>> START Dataset rows

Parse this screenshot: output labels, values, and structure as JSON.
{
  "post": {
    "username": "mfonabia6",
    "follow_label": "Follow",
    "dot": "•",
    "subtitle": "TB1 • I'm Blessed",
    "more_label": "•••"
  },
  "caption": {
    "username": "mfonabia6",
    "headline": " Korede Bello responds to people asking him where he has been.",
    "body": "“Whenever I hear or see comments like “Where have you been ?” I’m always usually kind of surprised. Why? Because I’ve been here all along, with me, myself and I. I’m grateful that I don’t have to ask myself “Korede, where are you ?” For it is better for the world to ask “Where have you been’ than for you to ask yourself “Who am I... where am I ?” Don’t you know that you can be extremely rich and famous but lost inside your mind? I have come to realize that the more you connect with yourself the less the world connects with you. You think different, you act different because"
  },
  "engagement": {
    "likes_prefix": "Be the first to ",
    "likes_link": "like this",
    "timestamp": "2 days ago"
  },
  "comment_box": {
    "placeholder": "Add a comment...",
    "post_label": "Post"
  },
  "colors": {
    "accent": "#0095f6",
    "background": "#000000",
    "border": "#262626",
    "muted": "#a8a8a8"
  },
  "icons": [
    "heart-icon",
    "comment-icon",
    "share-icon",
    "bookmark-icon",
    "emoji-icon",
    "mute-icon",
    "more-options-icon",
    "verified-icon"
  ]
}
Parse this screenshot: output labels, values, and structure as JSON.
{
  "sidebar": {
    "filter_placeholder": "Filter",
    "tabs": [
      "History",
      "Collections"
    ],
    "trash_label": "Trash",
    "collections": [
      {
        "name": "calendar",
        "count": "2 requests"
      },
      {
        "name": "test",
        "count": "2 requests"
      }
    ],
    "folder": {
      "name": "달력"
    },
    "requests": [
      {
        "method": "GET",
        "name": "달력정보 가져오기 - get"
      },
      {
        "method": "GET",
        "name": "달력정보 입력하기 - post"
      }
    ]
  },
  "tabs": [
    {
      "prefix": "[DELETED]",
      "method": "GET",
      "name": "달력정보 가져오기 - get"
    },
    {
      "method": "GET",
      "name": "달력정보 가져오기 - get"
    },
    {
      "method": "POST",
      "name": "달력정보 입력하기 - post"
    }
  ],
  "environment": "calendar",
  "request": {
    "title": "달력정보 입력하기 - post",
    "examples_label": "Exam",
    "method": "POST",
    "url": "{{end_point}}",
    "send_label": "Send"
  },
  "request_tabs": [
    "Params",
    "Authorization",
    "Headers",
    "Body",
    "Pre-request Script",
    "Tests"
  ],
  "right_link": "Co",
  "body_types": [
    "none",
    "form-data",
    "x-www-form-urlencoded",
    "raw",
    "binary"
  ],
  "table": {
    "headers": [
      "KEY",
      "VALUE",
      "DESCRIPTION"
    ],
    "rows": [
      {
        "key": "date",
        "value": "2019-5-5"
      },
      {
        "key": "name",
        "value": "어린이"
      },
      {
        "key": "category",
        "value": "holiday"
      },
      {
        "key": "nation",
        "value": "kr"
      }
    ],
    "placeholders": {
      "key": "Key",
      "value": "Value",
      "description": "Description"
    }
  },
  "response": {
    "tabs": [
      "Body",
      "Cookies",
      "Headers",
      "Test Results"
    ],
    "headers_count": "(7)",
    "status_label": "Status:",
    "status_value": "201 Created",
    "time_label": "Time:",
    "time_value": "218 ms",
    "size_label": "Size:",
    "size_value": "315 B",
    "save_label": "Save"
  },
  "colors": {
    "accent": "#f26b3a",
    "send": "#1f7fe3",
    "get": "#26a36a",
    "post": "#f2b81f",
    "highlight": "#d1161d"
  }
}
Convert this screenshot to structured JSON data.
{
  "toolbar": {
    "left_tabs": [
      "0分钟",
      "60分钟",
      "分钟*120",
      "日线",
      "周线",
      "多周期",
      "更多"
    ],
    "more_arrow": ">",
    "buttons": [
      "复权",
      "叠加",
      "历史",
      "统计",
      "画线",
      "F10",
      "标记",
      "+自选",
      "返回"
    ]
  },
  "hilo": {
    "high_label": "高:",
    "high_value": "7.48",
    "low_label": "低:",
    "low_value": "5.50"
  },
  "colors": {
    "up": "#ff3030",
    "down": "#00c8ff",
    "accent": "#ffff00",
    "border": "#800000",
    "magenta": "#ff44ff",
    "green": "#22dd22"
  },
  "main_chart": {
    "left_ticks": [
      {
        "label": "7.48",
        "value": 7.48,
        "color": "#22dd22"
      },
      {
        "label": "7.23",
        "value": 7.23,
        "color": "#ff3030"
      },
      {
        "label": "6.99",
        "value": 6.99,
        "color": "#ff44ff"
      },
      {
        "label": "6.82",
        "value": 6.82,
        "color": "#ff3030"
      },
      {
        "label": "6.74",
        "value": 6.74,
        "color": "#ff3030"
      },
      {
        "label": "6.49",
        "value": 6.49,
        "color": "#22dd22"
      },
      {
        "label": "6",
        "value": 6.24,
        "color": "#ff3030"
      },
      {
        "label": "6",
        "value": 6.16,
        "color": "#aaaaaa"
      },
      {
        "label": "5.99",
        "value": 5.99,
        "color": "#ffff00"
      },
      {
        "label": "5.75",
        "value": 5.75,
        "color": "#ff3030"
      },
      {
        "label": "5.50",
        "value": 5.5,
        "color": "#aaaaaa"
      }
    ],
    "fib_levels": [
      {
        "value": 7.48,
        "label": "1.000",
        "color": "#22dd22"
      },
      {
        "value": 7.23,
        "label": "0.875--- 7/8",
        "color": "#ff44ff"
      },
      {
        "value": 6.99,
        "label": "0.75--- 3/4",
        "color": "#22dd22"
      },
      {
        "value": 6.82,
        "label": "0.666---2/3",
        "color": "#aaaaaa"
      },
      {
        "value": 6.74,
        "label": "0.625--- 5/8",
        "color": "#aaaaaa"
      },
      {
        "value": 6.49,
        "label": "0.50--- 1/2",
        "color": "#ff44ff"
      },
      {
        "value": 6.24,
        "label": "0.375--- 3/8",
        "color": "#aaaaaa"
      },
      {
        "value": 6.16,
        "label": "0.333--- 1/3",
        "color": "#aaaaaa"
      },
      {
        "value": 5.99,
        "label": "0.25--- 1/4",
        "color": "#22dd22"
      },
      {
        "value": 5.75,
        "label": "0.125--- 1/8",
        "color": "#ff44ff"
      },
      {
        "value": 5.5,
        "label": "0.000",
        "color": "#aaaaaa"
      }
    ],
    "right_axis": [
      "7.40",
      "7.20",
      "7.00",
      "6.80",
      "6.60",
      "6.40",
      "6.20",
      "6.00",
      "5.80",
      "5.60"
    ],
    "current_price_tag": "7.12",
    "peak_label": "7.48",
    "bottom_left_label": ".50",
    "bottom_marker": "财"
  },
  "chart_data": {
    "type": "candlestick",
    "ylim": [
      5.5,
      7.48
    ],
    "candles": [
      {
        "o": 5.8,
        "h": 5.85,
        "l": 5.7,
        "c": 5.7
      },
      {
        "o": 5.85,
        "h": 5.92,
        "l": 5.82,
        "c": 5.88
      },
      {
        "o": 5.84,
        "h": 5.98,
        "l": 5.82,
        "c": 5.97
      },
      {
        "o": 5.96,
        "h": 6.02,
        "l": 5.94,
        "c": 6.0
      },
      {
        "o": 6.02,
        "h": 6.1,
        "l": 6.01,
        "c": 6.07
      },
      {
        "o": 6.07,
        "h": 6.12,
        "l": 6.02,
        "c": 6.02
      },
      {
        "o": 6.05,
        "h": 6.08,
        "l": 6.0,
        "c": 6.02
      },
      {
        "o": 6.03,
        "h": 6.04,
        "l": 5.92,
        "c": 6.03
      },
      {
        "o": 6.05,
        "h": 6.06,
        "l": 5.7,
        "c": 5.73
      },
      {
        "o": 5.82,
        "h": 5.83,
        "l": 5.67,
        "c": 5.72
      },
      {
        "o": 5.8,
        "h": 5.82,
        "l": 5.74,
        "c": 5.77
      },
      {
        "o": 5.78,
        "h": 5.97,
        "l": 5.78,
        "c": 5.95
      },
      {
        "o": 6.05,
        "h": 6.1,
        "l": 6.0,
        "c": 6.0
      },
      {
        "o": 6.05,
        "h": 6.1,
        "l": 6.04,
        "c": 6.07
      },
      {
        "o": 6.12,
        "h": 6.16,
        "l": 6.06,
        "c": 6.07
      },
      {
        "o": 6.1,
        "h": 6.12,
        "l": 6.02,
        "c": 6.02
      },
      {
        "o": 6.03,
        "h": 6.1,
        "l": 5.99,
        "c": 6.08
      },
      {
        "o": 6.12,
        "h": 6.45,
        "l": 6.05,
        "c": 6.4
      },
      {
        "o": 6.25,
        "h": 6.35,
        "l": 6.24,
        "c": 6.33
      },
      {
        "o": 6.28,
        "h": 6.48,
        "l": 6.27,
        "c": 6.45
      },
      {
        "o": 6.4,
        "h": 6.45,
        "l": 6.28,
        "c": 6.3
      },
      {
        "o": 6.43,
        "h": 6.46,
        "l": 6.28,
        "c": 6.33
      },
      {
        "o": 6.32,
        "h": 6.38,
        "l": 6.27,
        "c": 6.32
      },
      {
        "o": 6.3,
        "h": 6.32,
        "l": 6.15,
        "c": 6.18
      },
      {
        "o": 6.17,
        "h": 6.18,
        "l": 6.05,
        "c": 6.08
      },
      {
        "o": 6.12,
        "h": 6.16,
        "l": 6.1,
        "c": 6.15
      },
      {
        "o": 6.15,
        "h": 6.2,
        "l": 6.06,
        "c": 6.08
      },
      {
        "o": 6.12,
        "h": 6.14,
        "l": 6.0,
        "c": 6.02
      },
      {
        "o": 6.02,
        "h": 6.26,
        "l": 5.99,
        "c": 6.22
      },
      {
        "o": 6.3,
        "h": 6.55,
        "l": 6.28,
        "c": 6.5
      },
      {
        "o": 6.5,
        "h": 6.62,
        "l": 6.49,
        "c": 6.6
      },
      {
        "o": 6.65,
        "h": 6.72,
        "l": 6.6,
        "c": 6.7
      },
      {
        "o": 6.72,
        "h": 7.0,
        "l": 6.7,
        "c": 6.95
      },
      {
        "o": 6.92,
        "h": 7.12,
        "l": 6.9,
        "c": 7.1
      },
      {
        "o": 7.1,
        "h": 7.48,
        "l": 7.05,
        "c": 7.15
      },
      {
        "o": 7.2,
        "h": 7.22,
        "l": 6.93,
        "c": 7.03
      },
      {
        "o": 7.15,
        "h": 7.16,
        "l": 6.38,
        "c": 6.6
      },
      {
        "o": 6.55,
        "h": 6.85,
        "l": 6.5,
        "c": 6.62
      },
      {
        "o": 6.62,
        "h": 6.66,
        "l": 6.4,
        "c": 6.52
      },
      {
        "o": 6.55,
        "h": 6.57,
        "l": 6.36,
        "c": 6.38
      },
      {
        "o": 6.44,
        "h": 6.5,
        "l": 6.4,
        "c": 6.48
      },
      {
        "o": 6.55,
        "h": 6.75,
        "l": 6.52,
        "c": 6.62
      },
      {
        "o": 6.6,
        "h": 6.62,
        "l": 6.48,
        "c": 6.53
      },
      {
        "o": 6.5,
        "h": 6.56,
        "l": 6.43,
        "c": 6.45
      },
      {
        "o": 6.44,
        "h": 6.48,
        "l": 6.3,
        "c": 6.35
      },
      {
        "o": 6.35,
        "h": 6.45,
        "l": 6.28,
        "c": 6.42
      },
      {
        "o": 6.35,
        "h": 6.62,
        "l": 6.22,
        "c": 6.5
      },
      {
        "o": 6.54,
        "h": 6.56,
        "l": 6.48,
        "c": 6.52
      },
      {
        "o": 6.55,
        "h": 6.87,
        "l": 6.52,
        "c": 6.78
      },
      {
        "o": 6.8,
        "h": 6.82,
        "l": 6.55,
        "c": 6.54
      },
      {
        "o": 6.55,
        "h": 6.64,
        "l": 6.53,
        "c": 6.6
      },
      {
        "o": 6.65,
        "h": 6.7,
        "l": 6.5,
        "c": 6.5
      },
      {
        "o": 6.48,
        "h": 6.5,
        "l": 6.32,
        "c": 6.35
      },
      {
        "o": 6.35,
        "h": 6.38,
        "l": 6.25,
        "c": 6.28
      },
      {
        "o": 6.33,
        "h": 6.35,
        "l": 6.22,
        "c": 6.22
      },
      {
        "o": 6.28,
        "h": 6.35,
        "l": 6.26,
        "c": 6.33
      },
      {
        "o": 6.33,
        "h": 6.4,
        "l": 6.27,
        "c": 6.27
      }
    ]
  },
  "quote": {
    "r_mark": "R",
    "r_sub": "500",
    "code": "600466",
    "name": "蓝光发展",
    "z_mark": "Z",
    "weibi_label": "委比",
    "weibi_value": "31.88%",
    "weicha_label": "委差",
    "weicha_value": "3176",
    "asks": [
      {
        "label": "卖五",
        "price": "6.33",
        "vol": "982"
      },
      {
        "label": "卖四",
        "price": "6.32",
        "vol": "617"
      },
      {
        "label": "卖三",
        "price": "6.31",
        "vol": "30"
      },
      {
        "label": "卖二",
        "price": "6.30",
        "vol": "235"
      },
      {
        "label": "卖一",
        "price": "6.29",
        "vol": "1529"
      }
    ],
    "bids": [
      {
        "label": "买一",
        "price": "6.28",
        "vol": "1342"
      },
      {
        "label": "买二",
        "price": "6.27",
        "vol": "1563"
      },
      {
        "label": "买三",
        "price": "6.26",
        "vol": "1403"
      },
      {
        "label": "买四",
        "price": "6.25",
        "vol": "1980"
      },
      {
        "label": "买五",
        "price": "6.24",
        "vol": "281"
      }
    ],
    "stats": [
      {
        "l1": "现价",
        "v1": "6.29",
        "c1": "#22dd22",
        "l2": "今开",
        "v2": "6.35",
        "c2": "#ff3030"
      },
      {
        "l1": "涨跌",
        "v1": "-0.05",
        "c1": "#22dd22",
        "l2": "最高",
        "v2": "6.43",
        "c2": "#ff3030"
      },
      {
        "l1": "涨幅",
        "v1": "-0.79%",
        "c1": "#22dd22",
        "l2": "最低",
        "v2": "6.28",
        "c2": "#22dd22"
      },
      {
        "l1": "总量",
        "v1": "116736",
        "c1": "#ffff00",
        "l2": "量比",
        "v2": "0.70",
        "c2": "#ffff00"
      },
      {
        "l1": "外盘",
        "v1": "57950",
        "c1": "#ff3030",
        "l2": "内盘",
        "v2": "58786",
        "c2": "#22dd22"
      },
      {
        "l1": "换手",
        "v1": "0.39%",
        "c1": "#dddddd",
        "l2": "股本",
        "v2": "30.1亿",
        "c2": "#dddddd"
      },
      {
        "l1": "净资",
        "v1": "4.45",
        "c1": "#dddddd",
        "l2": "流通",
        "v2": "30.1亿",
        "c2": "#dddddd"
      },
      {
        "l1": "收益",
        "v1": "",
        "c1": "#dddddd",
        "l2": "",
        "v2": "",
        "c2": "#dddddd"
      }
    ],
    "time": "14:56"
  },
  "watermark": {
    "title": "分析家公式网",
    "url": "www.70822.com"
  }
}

>> END Dataset rows

Within the listing above, find every line containing the string "Korede" and return it.

Result for this exercise —
    "headline": " Korede Bello responds to people asking him where he has been.",
    "body": "“Whenever I hear or see comments like “Where have you been ?” I’m always usually kind of surprised. Why? Because I’ve been here all along, with me, myself and I. I’m grateful that I don’t have to ask myself “Korede, where are you ?” For it is better for the world to ask “Where have you been’ than for you to ask yourself “Who am I... where am I ?” Don’t you know that you can be extremely rich and famous but lost inside your mind? I have come to realize that the more you connect with yourself the less the world connects with you. You think different, you act different because"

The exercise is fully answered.